» TASK PROMPT
In the lines below, swap every "egypt-point" for "egypt-dot", leave everything else as it is, and leave the pictures out of your answer.

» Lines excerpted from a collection
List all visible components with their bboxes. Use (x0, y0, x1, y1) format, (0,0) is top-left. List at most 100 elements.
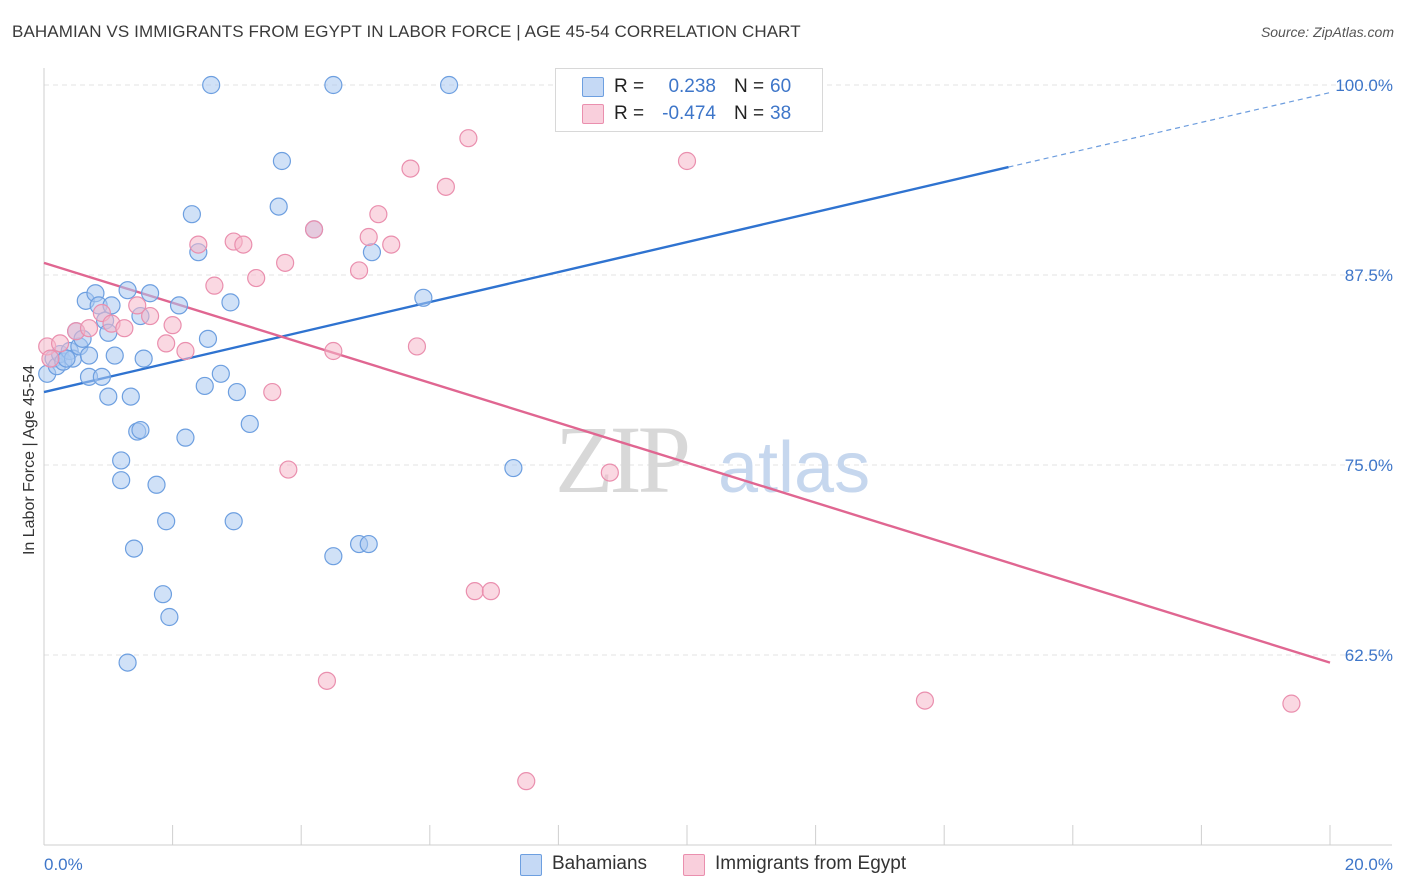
egypt-point (465, 582, 484, 601)
egypt-point (349, 261, 369, 280)
egypt-point (163, 316, 182, 335)
bahamian-point (224, 512, 243, 531)
egypt-point (359, 227, 378, 247)
legend-label: Immigrants from Egypt (715, 853, 907, 874)
pink-swatch (683, 854, 705, 876)
egypt-point (915, 691, 935, 710)
bahamian-point (359, 534, 378, 554)
egypt-point (205, 276, 224, 295)
bahamian-point (504, 458, 523, 478)
bahamian-point (57, 349, 76, 368)
bahamian-point (105, 346, 124, 365)
r-value: 0.238 (668, 76, 716, 97)
egypt-point (600, 463, 619, 482)
bahamian-point (118, 653, 137, 672)
n-value: 60 (770, 76, 792, 97)
bahamian-point (324, 547, 343, 566)
egypt-point (369, 205, 388, 224)
bahamian-point (147, 475, 166, 494)
egypt-point (115, 319, 134, 338)
egypt-point (407, 337, 427, 356)
egypt-point (157, 334, 176, 353)
bahamian-point (221, 293, 240, 312)
y-axis-label: In Labor Force | Age 45-54 (21, 365, 38, 555)
blue-swatch (582, 77, 604, 97)
bahamian-point (134, 349, 153, 368)
bahamian-point (140, 284, 160, 303)
bahamian-point (182, 205, 201, 224)
egypt-point (1282, 694, 1301, 713)
egypt-point (459, 129, 478, 148)
n-label: N = (734, 103, 765, 124)
bahamian-point (92, 367, 111, 386)
n-label: N = (734, 76, 765, 97)
trend-lines (43, 92, 1331, 664)
gridlines (44, 84, 1392, 656)
bahamian-point (169, 296, 189, 315)
stats-legend: R = 0.238 N = 60 R = -0.474 N = 38 (555, 68, 823, 132)
egypt-point (140, 306, 160, 326)
bahamian-point (157, 512, 176, 531)
egypt-point (189, 235, 208, 254)
r-label: R = (614, 76, 645, 97)
bahamian-point (99, 387, 118, 406)
egypt-point (41, 349, 60, 368)
egypt-point (481, 582, 500, 601)
y-tick-label: 75.0% (1345, 456, 1393, 475)
bahamian-point (118, 281, 137, 300)
x-tick-label: 0.0% (44, 855, 83, 874)
bahamian-point (211, 364, 230, 383)
r-value: -0.474 (662, 103, 716, 124)
bahamian-point (153, 585, 173, 604)
egypt-point (276, 253, 295, 272)
bahamian-point (269, 197, 288, 216)
bahamian-point (198, 329, 218, 348)
egypt-point (436, 177, 455, 196)
data-points (38, 75, 1301, 791)
series-legend: Bahamians Immigrants from Egypt (0, 852, 1406, 878)
bahamian-point (414, 288, 433, 307)
pink-swatch (582, 104, 604, 124)
bahamian-point (160, 607, 179, 627)
bahamian-point (79, 346, 99, 365)
x-tick-label: 20.0% (1345, 855, 1393, 874)
bahamian-point (121, 387, 140, 406)
source-label: Source: ZipAtlas.com (1260, 24, 1394, 40)
bahamian-point (240, 414, 259, 434)
egypt-point (247, 268, 266, 288)
n-value: 38 (770, 103, 792, 124)
bahamian-point (195, 376, 214, 396)
egypt-point (517, 772, 536, 791)
egypt-trend-line (43, 261, 1331, 664)
egypt-point (128, 296, 147, 315)
watermark-atlas: atlas (718, 428, 870, 508)
egypt-point (317, 671, 337, 690)
watermark-zip: ZIP (555, 406, 688, 513)
stats-row-bahamians: R = 0.238 N = 60 (556, 74, 822, 100)
bahamian-point (131, 420, 150, 440)
bahamian-point (324, 75, 343, 95)
bahamian-point (272, 151, 292, 171)
egypt-point (324, 341, 343, 361)
bahamian-point (112, 471, 131, 490)
bahamian-point (439, 75, 459, 95)
bahamian-point (176, 428, 195, 447)
y-tick-label: 62.5% (1345, 646, 1393, 665)
stats-row-egypt: R = -0.474 N = 38 (556, 101, 822, 127)
egypt-point (279, 460, 298, 479)
bahamians-trend-extension (1008, 92, 1331, 168)
egypt-point (401, 159, 420, 178)
bahamian-point (124, 539, 144, 558)
egypt-point (677, 151, 697, 171)
egypt-point (79, 319, 99, 338)
bahamian-point (202, 75, 221, 95)
y-tick-label: 87.5% (1345, 266, 1393, 285)
tick-labels: 62.5% 75.0% 87.5% 100.0% 0.0% 20.0% (44, 76, 1393, 874)
bahamian-point (362, 243, 382, 262)
egypt-point (50, 334, 70, 353)
egypt-point (176, 341, 195, 361)
blue-swatch (520, 854, 542, 876)
egypt-point (304, 220, 324, 239)
legend-label: Bahamians (552, 853, 648, 874)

» TASK RESULT
List all visible components with their bboxes. Use (x0, y0, x1, y1) format, (0,0) is top-left. List at most 100 elements.
egypt-dot (465, 582, 484, 601)
egypt-dot (349, 261, 369, 280)
egypt-dot (163, 316, 182, 335)
bahamian-point (224, 512, 243, 531)
egypt-dot (359, 227, 378, 247)
legend-label: Immigrants from Egypt (715, 853, 907, 874)
pink-swatch (683, 854, 705, 876)
egypt-dot (915, 691, 935, 710)
bahamian-point (359, 534, 378, 554)
egypt-dot (205, 276, 224, 295)
bahamian-point (504, 458, 523, 478)
bahamian-point (57, 349, 76, 368)
bahamian-point (105, 346, 124, 365)
r-value: 0.238 (668, 76, 716, 97)
egypt-dot (600, 463, 619, 482)
bahamian-point (118, 653, 137, 672)
n-value: 60 (770, 76, 792, 97)
bahamian-point (324, 547, 343, 566)
egypt-dot (369, 205, 388, 224)
bahamian-point (147, 475, 166, 494)
egypt-dot (115, 319, 134, 338)
egypt-dot (407, 337, 427, 356)
egypt-dot (157, 334, 176, 353)
bahamian-point (221, 293, 240, 312)
y-axis-label: In Labor Force | Age 45-54 (21, 365, 38, 555)
blue-swatch (582, 77, 604, 97)
bahamian-point (134, 349, 153, 368)
bahamian-point (140, 284, 160, 303)
bahamian-point (182, 205, 201, 224)
egypt-dot (1282, 694, 1301, 713)
egypt-dot (459, 129, 478, 148)
n-label: N = (734, 103, 765, 124)
bahamian-point (92, 367, 111, 386)
n-label: N = (734, 76, 765, 97)
trend-lines (43, 92, 1331, 664)
gridlines (44, 84, 1392, 656)
bahamian-point (169, 296, 189, 315)
stats-legend: R = 0.238 N = 60 R = -0.474 N = 38 (555, 68, 823, 132)
egypt-dot (140, 306, 160, 326)
bahamian-point (157, 512, 176, 531)
egypt-dot (189, 235, 208, 254)
r-label: R = (614, 76, 645, 97)
bahamian-point (99, 387, 118, 406)
egypt-dot (41, 349, 60, 368)
egypt-dot (481, 582, 500, 601)
y-tick-label: 75.0% (1345, 456, 1393, 475)
bahamian-point (118, 281, 137, 300)
x-tick-label: 0.0% (44, 855, 83, 874)
bahamian-point (211, 364, 230, 383)
r-value: -0.474 (662, 103, 716, 124)
bahamian-point (153, 585, 173, 604)
egypt-dot (276, 253, 295, 272)
bahamian-point (269, 197, 288, 216)
bahamian-point (198, 329, 218, 348)
egypt-dot (436, 177, 455, 196)
data-points (38, 75, 1301, 791)
series-legend: Bahamians Immigrants from Egypt (0, 852, 1406, 878)
bahamian-point (414, 288, 433, 307)
pink-swatch (582, 104, 604, 124)
bahamian-point (160, 607, 179, 627)
bahamian-point (79, 346, 99, 365)
x-tick-label: 20.0% (1345, 855, 1393, 874)
bahamian-point (121, 387, 140, 406)
source-label: Source: ZipAtlas.com (1260, 24, 1394, 40)
bahamian-point (240, 414, 259, 434)
egypt-dot (247, 268, 266, 288)
n-value: 38 (770, 103, 792, 124)
bahamian-point (195, 376, 214, 396)
egypt-dot (517, 772, 536, 791)
egypt-trend-line (43, 261, 1331, 664)
egypt-dot (128, 296, 147, 315)
watermark-atlas: atlas (718, 428, 870, 508)
egypt-dot (317, 671, 337, 690)
watermark-zip: ZIP (555, 406, 688, 513)
stats-row-bahamians: R = 0.238 N = 60 (556, 74, 822, 100)
bahamian-point (131, 420, 150, 440)
bahamian-point (324, 75, 343, 95)
bahamian-point (272, 151, 292, 171)
egypt-dot (324, 341, 343, 361)
bahamian-point (112, 471, 131, 490)
bahamian-point (439, 75, 459, 95)
bahamian-point (176, 428, 195, 447)
y-tick-label: 62.5% (1345, 646, 1393, 665)
stats-row-egypt: R = -0.474 N = 38 (556, 101, 822, 127)
egypt-dot (279, 460, 298, 479)
bahamians-trend-extension (1008, 92, 1331, 168)
egypt-dot (401, 159, 420, 178)
bahamian-point (124, 539, 144, 558)
egypt-dot (677, 151, 697, 171)
egypt-dot (79, 319, 99, 338)
bahamian-point (202, 75, 221, 95)
y-tick-label: 87.5% (1345, 266, 1393, 285)
tick-labels: 62.5% 75.0% 87.5% 100.0% 0.0% 20.0% (44, 76, 1393, 874)
bahamian-point (362, 243, 382, 262)
egypt-dot (50, 334, 70, 353)
egypt-dot (176, 341, 195, 361)
blue-swatch (520, 854, 542, 876)
egypt-dot (304, 220, 324, 239)
legend-label: Bahamians (552, 853, 648, 874)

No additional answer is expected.